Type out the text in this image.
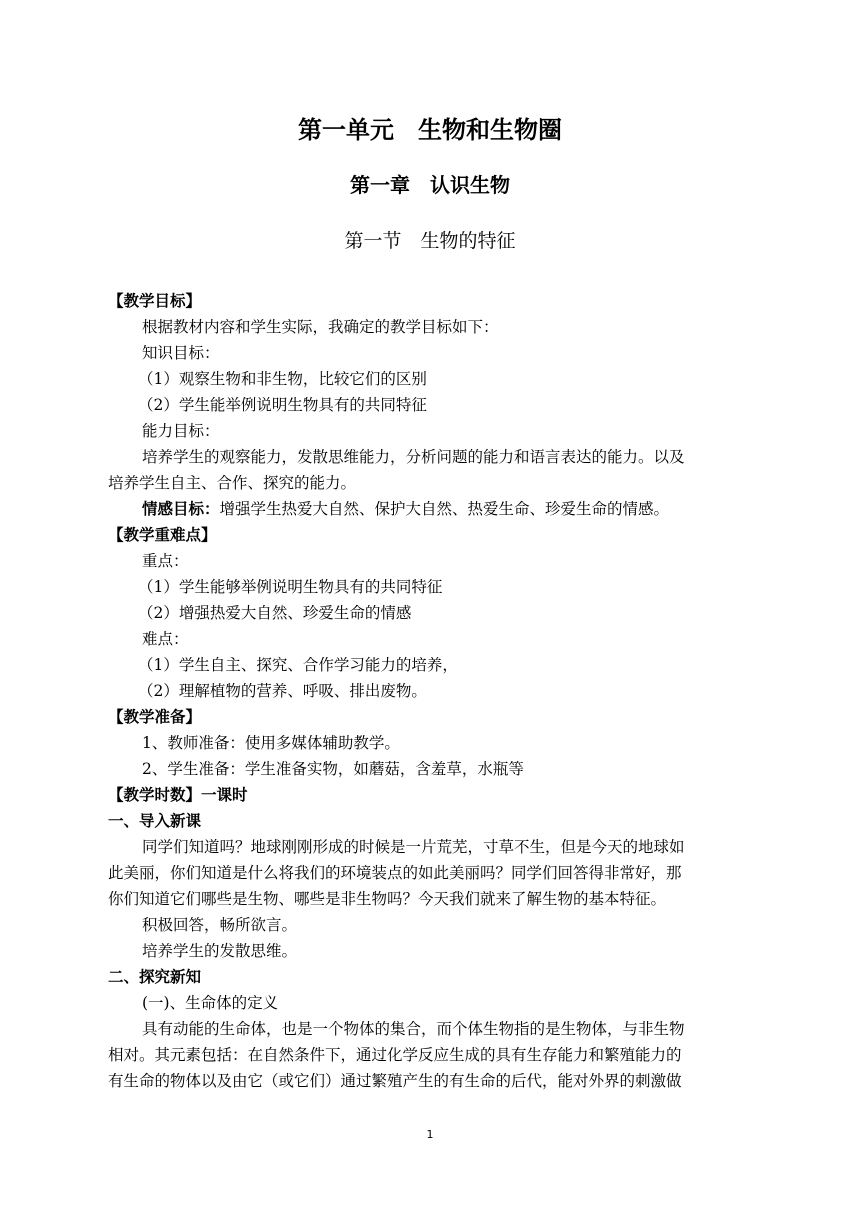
第一单元　生物和生物圈
第一章　认识生物
第一节　生物的特征
【教学目标】
根据教材内容和学生实际，我确定的教学目标如下：
知识目标：
（1）观察生物和非生物，比较它们的区别
（2）学生能举例说明生物具有的共同特征
能力目标：
培养学生的观察能力，发散思维能力，分析问题的能力和语言表达的能力。以及
培养学生自主、合作、探究的能力。
情感目标：增强学生热爱大自然、保护大自然、热爱生命、珍爱生命的情感。
【教学重难点】
重点：
（1）学生能够举例说明生物具有的共同特征
（2）增强热爱大自然、珍爱生命的情感
难点：
（1）学生自主、探究、合作学习能力的培养，
（2）理解植物的营养、呼吸、排出废物。
【教学准备】
1、教师准备：使用多媒体辅助教学。
2、学生准备：学生准备实物，如蘑菇，含羞草，水瓶等
【教学时数】一课时
一、导入新课
同学们知道吗？地球刚刚形成的时候是一片荒芜，寸草不生，但是今天的地球如
此美丽，你们知道是什么将我们的环境装点的如此美丽吗？同学们回答得非常好，那
你们知道它们哪些是生物、哪些是非生物吗？今天我们就来了解生物的基本特征。
积极回答，畅所欲言。
培养学生的发散思维。
二、探究新知
(一)、生命体的定义
具有动能的生命体，也是一个物体的集合，而个体生物指的是生物体，与非生物
相对。其元素包括：在自然条件下，通过化学反应生成的具有生存能力和繁殖能力的
有生命的物体以及由它（或它们）通过繁殖产生的有生命的后代，能对外界的刺激做
1
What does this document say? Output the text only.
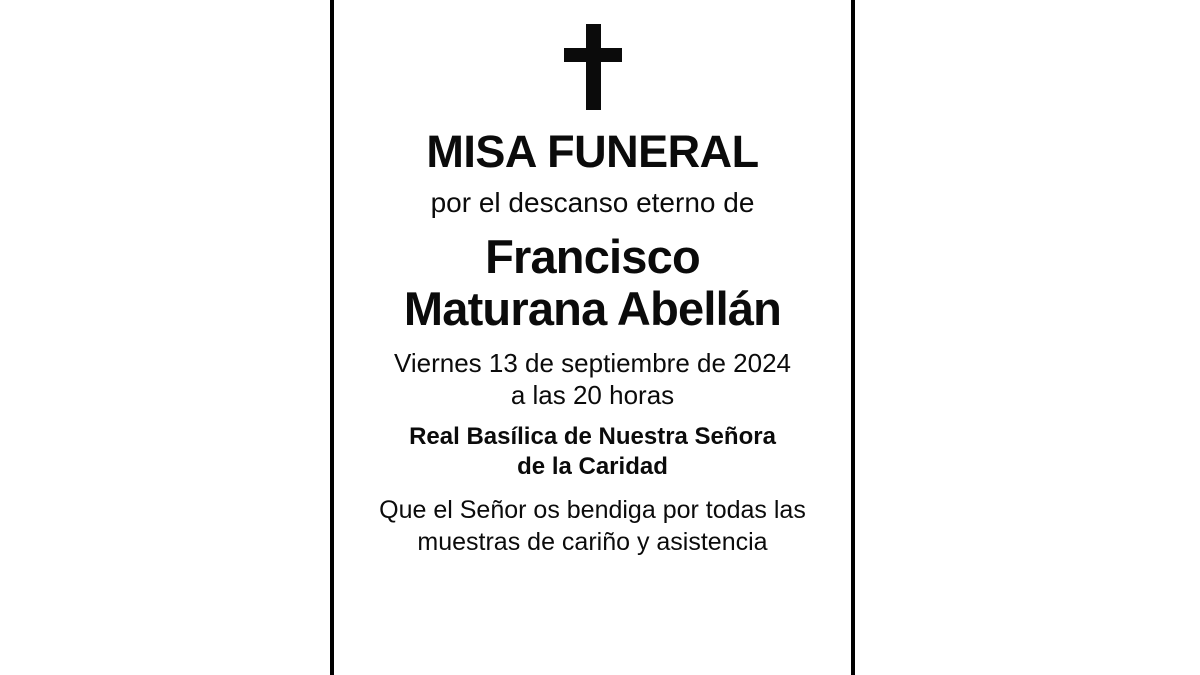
MISA FUNERAL
por el descanso eterno de
Francisco
Maturana Abellán
Viernes 13 de septiembre de 2024
a las 20 horas
Real Basílica de Nuestra Señora
de la Caridad
Que el Señor os bendiga por todas las
muestras de cariño y asistencia
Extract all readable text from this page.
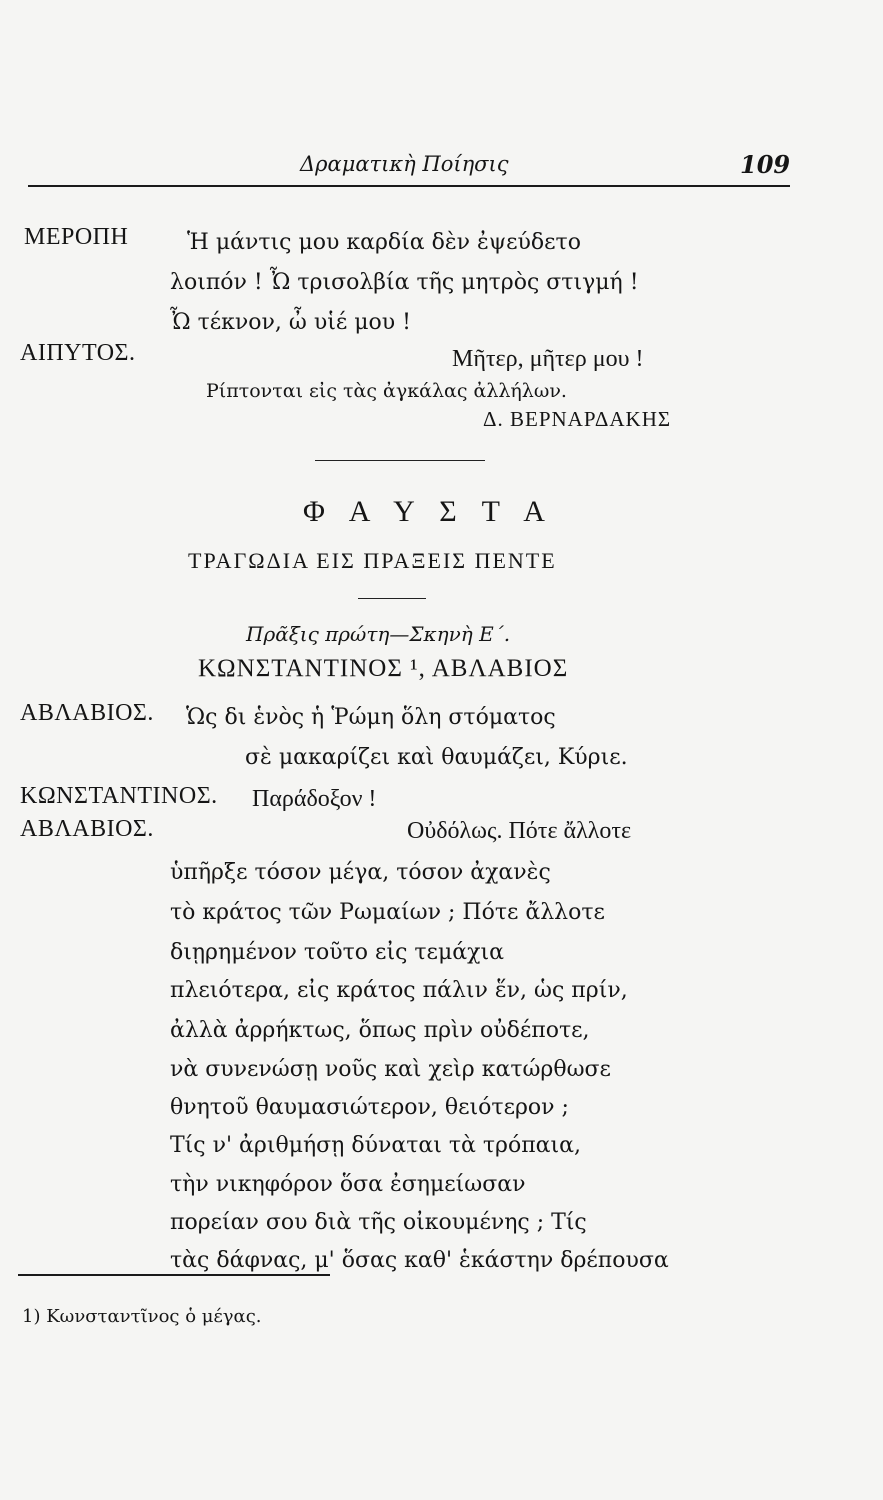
Δραματικὴ Ποίησις	109
ΜΕΡΟΠΗ	Ἡ μάντις μου καρδία δὲν ἐψεύδετο
λοιπόν ! Ὦ τρισολβία τῆς μητρὸς στιγμή !
Ὦ τέκνον, ὦ υἱέ μου !
ΑΙΠΥΤΟΣ.	Μῆτερ, μῆτερ μου !
Ρίπτονται εἰς τὰς ἀγκάλας ἀλλήλων.
Δ. ΒΕΡΝΑΡΔΑΚΗΣ
Φ Α Υ Σ Τ Α
ΤΡΑΓΩΔΙΑ ΕΙΣ ΠΡΑΞΕΙΣ ΠΕΝΤΕ
Πρᾶξις πρώτη—Σκηνὴ Ε΄.
ΚΩΝΣΤΑΝΤΙΝΟΣ ¹, ΑΒΛΑΒΙΟΣ
ΑΒΛΑΒΙΟΣ. Ὡς δι ἑνὸς ἡ Ῥώμη ὅλη στόματος
σὲ μακαρίζει καὶ θαυμάζει, Κύριε.
ΚΩΝΣΤΑΝΤΙΝΟΣ. Παράδοξον !
ΑΒΛΑΒΙΟΣ.	Οὐδόλως. Πότε ἄλλοτε
ὑπῆρξε τόσον μέγα, τόσον ἀχανὲς
τὸ κράτος τῶν Ρωμαίων ; Πότε ἄλλοτε
διῃρημένον τοῦτο εἰς τεμάχια
πλειότερα, εἰς κράτος πάλιν ἕν, ὡς πρίν,
ἀλλὰ ἀρρήκτως, ὅπως πρὶν οὐδέποτε,
νὰ συνενώσῃ νοῦς καὶ χεὶρ κατώρθωσε
θνητοῦ θαυμασιώτερον, θειότερον ;
Τίς ν' ἀριθμήσῃ δύναται τὰ τρόπαια,
τὴν νικηφόρον ὅσα ἐσημείωσαν
πορείαν σου διὰ τῆς οἰκουμένης ; Τίς
τὰς δάφνας, μ' ὅσας καθ' ἑκάστην δρέπουσα
1) Κωνσταντῖνος ὁ μέγας.
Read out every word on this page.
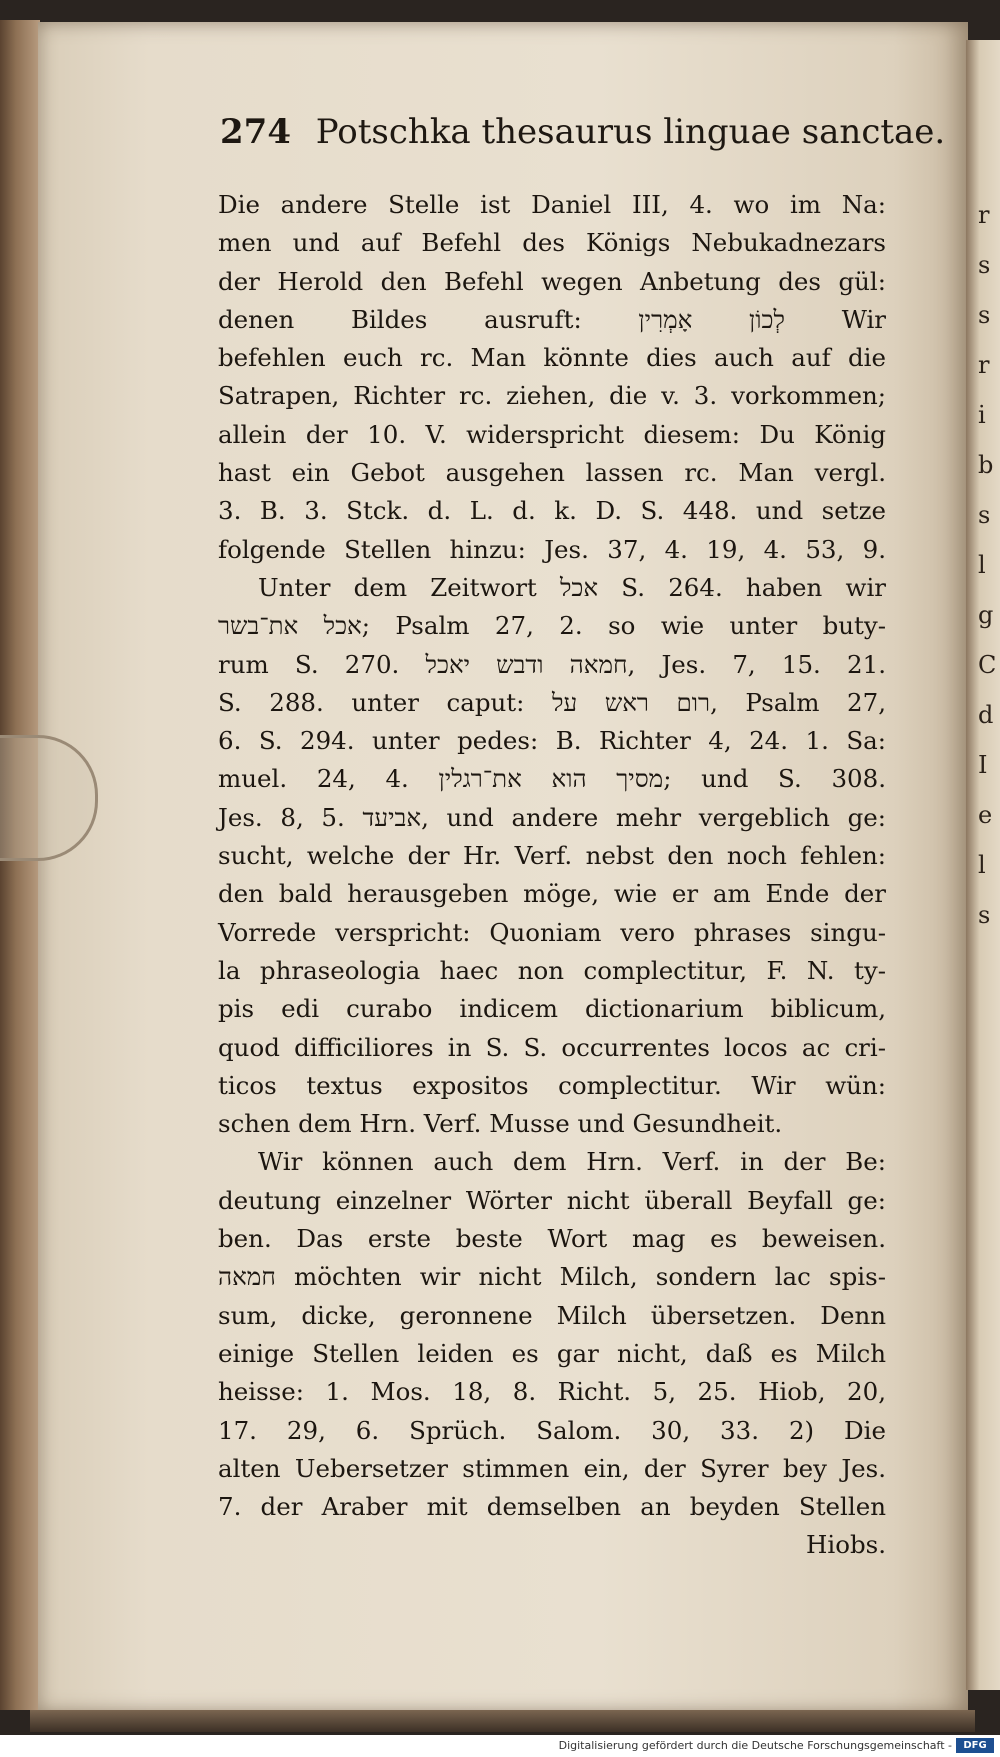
r s s r i b s l g C d I e l s
274 Potschka thesaurus linguae sanctae.
Die andere Stelle ist Daniel III, 4. wo im Na:
men und auf Befehl des Königs Nebukadnezars
der Herold den Befehl wegen Anbetung des gül:
denen Bildes ausruft: לְכוֹן אָמְרִין Wir
befehlen euch rc. Man könnte dies auch auf die
Satrapen, Richter rc. ziehen, die v. 3. vorkommen;
allein der 10. V. widerspricht diesem: Du König
hast ein Gebot ausgehen lassen rc. Man vergl.
3. B. 3. Stck. d. L. d. k. D. S. 448. und setze
folgende Stellen hinzu: Jes. 37, 4. 19, 4. 53, 9.
Unter dem Zeitwort אכל S. 264. haben wir
אכל את־בשר; Psalm 27, 2. so wie unter buty-
rum S. 270. חמאה ודבש יאכל, Jes. 7, 15. 21.
S. 288. unter caput: רום ראש על, Psalm 27,
6. S. 294. unter pedes: B. Richter 4, 24. 1. Sa:
muel. 24, 4. מסיך הוא את־רגלין; und S. 308.
Jes. 8, 5. אביעד, und andere mehr vergeblich ge:
sucht, welche der Hr. Verf. nebst den noch fehlen:
den bald herausgeben möge, wie er am Ende der
Vorrede verspricht: Quoniam vero phrases singu-
la phraseologia haec non complectitur, F. N. ty-
pis edi curabo indicem dictionarium biblicum,
quod difficiliores in S. S. occurrentes locos ac cri-
ticos textus expositos complectitur. Wir wün:
schen dem Hrn. Verf. Musse und Gesundheit.
Wir können auch dem Hrn. Verf. in der Be:
deutung einzelner Wörter nicht überall Beyfall ge:
ben. Das erste beste Wort mag es beweisen.
חמאה möchten wir nicht Milch, sondern lac spis-
sum, dicke, geronnene Milch übersetzen. Denn
einige Stellen leiden es gar nicht, daß es Milch
heisse: 1. Mos. 18, 8. Richt. 5, 25. Hiob, 20,
17. 29, 6. Sprüch. Salom. 30, 33. 2) Die
alten Uebersetzer stimmen ein, der Syrer bey Jes.
7. der Araber mit demselben an beyden Stellen
Hiobs.
Digitalisierung gefördert durch die Deutsche Forschungsgemeinschaft -	DFG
____
- Stated exercise -
Which lines hold the word "Psalm"? Copy each of them from the records.

- Output of the exercise -
אכל את־בשר; Psalm 27, 2. so wie unter buty-
S. 288. unter caput: רום ראש על, Psalm 27,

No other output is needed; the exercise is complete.